## Directions
All of the records below should be output exactly.

----- Data to process -----

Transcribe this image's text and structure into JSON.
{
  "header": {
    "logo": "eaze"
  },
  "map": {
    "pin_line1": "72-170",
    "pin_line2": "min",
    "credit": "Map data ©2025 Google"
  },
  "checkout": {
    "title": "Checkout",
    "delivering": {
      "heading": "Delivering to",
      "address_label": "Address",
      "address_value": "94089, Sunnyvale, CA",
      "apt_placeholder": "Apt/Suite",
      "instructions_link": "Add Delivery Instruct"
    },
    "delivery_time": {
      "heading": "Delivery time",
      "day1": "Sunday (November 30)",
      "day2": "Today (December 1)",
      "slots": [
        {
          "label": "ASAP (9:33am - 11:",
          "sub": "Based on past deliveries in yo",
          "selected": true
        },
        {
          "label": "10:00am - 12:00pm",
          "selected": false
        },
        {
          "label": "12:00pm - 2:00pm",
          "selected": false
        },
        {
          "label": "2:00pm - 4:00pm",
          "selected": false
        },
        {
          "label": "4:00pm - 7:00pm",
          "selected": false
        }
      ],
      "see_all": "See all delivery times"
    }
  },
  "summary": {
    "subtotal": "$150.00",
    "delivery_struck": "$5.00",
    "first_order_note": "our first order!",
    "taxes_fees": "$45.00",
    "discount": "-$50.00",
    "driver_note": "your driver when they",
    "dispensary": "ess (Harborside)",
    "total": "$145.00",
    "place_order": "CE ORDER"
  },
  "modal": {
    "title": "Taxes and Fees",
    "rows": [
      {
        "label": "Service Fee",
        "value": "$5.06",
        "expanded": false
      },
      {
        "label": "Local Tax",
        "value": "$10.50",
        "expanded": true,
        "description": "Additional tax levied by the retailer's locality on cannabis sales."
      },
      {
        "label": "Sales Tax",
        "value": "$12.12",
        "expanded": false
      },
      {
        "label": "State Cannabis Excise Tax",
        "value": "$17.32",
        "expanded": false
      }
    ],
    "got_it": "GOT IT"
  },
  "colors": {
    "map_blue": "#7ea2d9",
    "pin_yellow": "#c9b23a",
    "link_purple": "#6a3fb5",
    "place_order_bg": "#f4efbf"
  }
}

-----

## Final result
Transcribe this image's text and structure into JSON.
{
  "header": {
    "logo": "eaze"
  },
  "map": {
    "pin_line1": "72-170",
    "pin_line2": "min",
    "credit": "Map data ©2025 Google"
  },
  "checkout": {
    "title": "Checkout",
    "delivering": {
      "heading": "Delivering to",
      "address_label": "Address",
      "address_value": "94089, Sunnyvale, CA",
      "apt_placeholder": "Apt/Suite",
      "instructions_link": "Add Delivery Instruct"
    },
    "delivery_time": {
      "heading": "Delivery time",
      "day1": "Sunday (November 30)",
      "day2": "Today (December 1)",
      "slots": [
        {
          "label": "ASAP (9:33am - 11:",
          "sub": "Based on past deliveries in yo",
          "selected": true
        },
        {
          "label": "10:00am - 12:00pm",
          "selected": false
        },
        {
          "label": "12:00pm - 2:00pm",
          "selected": false
        },
        {
          "label": "2:00pm - 4:00pm",
          "selected": false
        },
        {
          "label": "4:00pm - 7:00pm",
          "selected": false
        }
      ],
      "see_all": "See all delivery times"
    }
  },
  "summary": {
    "subtotal": "$150.00",
    "delivery_struck": "$5.00",
    "first_order_note": "our first order!",
    "taxes_fees": "$45.00",
    "discount": "-$50.00",
    "driver_note": "your driver when they",
    "dispensary": "ess (Harborside)",
    "total": "$145.00",
    "place_order": "CE ORDER"
  },
  "modal": {
    "title": "Taxes and Fees",
    "rows": [
      {
        "label": "Service Fee",
        "value": "$5.06",
        "expanded": false
      },
      {
        "label": "Local Tax",
        "value": "$10.50",
        "expanded": true,
        "description": "Additional tax levied by the retailer's locality on cannabis sales."
      },
      {
        "label": "Sales Tax",
        "value": "$12.12",
        "expanded": false
      },
      {
        "label": "State Cannabis Excise Tax",
        "value": "$17.32",
        "expanded": false
      }
    ],
    "got_it": "GOT IT"
  },
  "colors": {
    "map_blue": "#7ea2d9",
    "pin_yellow": "#c9b23a",
    "link_purple": "#6a3fb5",
    "place_order_bg": "#f4efbf"
  }
}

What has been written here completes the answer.